**Exercise objective**
Print all of the data exactly as written.

**Given information**
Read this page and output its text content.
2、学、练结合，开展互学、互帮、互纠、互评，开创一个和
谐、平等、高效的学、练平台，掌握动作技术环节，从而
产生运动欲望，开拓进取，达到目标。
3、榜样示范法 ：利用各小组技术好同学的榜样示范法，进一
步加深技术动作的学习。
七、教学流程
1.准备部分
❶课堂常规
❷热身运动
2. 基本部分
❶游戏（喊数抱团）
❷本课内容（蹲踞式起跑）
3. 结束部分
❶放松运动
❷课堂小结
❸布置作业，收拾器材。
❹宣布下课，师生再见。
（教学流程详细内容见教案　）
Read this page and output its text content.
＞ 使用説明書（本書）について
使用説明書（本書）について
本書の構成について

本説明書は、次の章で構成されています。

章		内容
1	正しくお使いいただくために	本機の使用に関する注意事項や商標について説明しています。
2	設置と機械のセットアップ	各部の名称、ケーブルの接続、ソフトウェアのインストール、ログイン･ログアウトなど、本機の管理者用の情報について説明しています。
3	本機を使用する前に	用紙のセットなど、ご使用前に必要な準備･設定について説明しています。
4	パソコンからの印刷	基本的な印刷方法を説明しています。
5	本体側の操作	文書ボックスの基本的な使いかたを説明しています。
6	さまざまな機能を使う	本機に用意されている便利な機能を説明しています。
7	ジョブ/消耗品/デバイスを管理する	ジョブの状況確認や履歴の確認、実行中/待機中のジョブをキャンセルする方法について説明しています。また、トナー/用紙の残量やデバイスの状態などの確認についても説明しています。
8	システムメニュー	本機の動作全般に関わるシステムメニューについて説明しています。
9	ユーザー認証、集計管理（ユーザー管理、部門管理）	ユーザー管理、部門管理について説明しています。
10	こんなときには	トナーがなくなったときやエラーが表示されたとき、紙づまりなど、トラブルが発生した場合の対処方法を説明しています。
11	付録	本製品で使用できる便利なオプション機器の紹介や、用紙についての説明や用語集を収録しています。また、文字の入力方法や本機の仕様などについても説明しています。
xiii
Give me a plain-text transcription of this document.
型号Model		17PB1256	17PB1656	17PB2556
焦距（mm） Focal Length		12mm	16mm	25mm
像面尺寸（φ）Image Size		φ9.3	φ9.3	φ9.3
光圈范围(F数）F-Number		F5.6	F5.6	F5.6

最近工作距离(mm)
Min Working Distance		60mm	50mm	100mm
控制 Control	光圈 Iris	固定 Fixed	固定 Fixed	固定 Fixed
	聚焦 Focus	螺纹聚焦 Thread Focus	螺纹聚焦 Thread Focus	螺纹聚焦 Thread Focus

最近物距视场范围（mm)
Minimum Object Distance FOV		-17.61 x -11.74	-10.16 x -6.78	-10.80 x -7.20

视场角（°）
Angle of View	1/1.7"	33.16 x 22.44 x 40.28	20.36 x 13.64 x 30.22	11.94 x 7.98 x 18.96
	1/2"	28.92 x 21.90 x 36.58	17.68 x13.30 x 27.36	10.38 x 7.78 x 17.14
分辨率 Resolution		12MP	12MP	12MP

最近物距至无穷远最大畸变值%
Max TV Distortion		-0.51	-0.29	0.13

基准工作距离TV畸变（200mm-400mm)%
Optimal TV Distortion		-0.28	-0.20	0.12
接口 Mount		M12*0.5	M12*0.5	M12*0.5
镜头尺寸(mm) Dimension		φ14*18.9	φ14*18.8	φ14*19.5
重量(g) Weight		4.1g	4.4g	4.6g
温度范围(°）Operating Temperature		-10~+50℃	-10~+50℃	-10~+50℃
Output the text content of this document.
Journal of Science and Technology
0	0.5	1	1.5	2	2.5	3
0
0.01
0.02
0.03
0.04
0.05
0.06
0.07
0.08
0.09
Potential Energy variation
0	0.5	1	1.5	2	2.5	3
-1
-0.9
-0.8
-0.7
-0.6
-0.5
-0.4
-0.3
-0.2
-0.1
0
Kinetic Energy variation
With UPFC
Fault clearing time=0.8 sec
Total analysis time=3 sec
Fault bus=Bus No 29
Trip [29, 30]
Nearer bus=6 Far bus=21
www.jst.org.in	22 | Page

**Problem solution**
Read this page and output its text content.
2、学、练结合，开展互学、互帮、互纠、互评，开创一个和
谐、平等、高效的学、练平台，掌握动作技术环节，从而
产生运动欲望，开拓进取，达到目标。
3、榜样示范法 ：利用各小组技术好同学的榜样示范法，进一
步加深技术动作的学习。
七、教学流程
1.准备部分
❶课堂常规
❷热身运动
2. 基本部分
❶游戏（喊数抱团）
❷本课内容（蹲踞式起跑）
3. 结束部分
❶放松运动
❷课堂小结
❸布置作业，收拾器材。
❹宣布下课，师生再见。
（教学流程详细内容见教案　）
Read this page and output its text content.
＞ 使用説明書（本書）について
使用説明書（本書）について
本書の構成について

本説明書は、次の章で構成されています。

章		内容
1	正しくお使いいただくために	本機の使用に関する注意事項や商標について説明しています。
2	設置と機械のセットアップ	各部の名称、ケーブルの接続、ソフトウェアのインストール、ログイン･ログアウトなど、本機の管理者用の情報について説明しています。
3	本機を使用する前に	用紙のセットなど、ご使用前に必要な準備･設定について説明しています。
4	パソコンからの印刷	基本的な印刷方法を説明しています。
5	本体側の操作	文書ボックスの基本的な使いかたを説明しています。
6	さまざまな機能を使う	本機に用意されている便利な機能を説明しています。
7	ジョブ/消耗品/デバイスを管理する	ジョブの状況確認や履歴の確認、実行中/待機中のジョブをキャンセルする方法について説明しています。また、トナー/用紙の残量やデバイスの状態などの確認についても説明しています。
8	システムメニュー	本機の動作全般に関わるシステムメニューについて説明しています。
9	ユーザー認証、集計管理（ユーザー管理、部門管理）	ユーザー管理、部門管理について説明しています。
10	こんなときには	トナーがなくなったときやエラーが表示されたとき、紙づまりなど、トラブルが発生した場合の対処方法を説明しています。
11	付録	本製品で使用できる便利なオプション機器の紹介や、用紙についての説明や用語集を収録しています。また、文字の入力方法や本機の仕様などについても説明しています。
xiii
Give me a plain-text transcription of this document.
型号Model		17PB1256	17PB1656	17PB2556
焦距（mm） Focal Length		12mm	16mm	25mm
像面尺寸（φ）Image Size		φ9.3	φ9.3	φ9.3
光圈范围(F数）F-Number		F5.6	F5.6	F5.6

最近工作距离(mm)
Min Working Distance		60mm	50mm	100mm
控制 Control	光圈 Iris	固定 Fixed	固定 Fixed	固定 Fixed
	聚焦 Focus	螺纹聚焦 Thread Focus	螺纹聚焦 Thread Focus	螺纹聚焦 Thread Focus

最近物距视场范围（mm)
Minimum Object Distance FOV		-17.61 x -11.74	-10.16 x -6.78	-10.80 x -7.20

视场角（°）
Angle of View	1/1.7"	33.16 x 22.44 x 40.28	20.36 x 13.64 x 30.22	11.94 x 7.98 x 18.96
	1/2"	28.92 x 21.90 x 36.58	17.68 x13.30 x 27.36	10.38 x 7.78 x 17.14
分辨率 Resolution		12MP	12MP	12MP

最近物距至无穷远最大畸变值%
Max TV Distortion		-0.51	-0.29	0.13

基准工作距离TV畸变（200mm-400mm)%
Optimal TV Distortion		-0.28	-0.20	0.12
接口 Mount		M12*0.5	M12*0.5	M12*0.5
镜头尺寸(mm) Dimension		φ14*18.9	φ14*18.8	φ14*19.5
重量(g) Weight		4.1g	4.4g	4.6g
温度范围(°）Operating Temperature		-10~+50℃	-10~+50℃	-10~+50℃
Output the text content of this document.
Journal of Science and Technology
0	0.5	1	1.5	2	2.5	3
0
0.01
0.02
0.03
0.04
0.05
0.06
0.07
0.08
0.09
Potential Energy variation
0	0.5	1	1.5	2	2.5	3
-1
-0.9
-0.8
-0.7
-0.6
-0.5
-0.4
-0.3
-0.2
-0.1
0
Kinetic Energy variation
With UPFC
Fault clearing time=0.8 sec
Total analysis time=3 sec
Fault bus=Bus No 29
Trip [29, 30]
Nearer bus=6 Far bus=21
www.jst.org.in	22 | Page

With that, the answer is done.